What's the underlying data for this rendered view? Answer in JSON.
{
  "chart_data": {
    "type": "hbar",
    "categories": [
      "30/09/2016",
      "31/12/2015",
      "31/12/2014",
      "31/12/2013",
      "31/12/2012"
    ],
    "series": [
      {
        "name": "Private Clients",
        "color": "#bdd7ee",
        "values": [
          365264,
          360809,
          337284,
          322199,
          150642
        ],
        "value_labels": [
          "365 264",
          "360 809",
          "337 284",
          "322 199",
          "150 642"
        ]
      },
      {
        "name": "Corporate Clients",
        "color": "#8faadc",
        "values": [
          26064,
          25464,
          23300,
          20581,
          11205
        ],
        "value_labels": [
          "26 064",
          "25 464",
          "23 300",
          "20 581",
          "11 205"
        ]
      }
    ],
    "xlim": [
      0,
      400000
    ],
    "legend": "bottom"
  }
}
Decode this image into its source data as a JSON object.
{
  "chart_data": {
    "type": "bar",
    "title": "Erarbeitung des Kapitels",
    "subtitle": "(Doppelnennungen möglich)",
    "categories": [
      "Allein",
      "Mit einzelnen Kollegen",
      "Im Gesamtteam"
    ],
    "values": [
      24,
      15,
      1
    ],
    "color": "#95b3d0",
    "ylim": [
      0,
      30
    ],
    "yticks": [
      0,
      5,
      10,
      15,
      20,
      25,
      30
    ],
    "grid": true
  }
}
************
* _CHALLENGE_
Using the listing above, reproduce each line without omission.

* _REPLY TO THE TASK_
What's the underlying data for this rendered view? Answer in JSON.
{
  "chart_data": {
    "type": "hbar",
    "categories": [
      "30/09/2016",
      "31/12/2015",
      "31/12/2014",
      "31/12/2013",
      "31/12/2012"
    ],
    "series": [
      {
        "name": "Private Clients",
        "color": "#bdd7ee",
        "values": [
          365264,
          360809,
          337284,
          322199,
          150642
        ],
        "value_labels": [
          "365 264",
          "360 809",
          "337 284",
          "322 199",
          "150 642"
        ]
      },
      {
        "name": "Corporate Clients",
        "color": "#8faadc",
        "values": [
          26064,
          25464,
          23300,
          20581,
          11205
        ],
        "value_labels": [
          "26 064",
          "25 464",
          "23 300",
          "20 581",
          "11 205"
        ]
      }
    ],
    "xlim": [
      0,
      400000
    ],
    "legend": "bottom"
  }
}
Decode this image into its source data as a JSON object.
{
  "chart_data": {
    "type": "bar",
    "title": "Erarbeitung des Kapitels",
    "subtitle": "(Doppelnennungen möglich)",
    "categories": [
      "Allein",
      "Mit einzelnen Kollegen",
      "Im Gesamtteam"
    ],
    "values": [
      24,
      15,
      1
    ],
    "color": "#95b3d0",
    "ylim": [
      0,
      30
    ],
    "yticks": [
      0,
      5,
      10,
      15,
      20,
      25,
      30
    ],
    "grid": true
  }
}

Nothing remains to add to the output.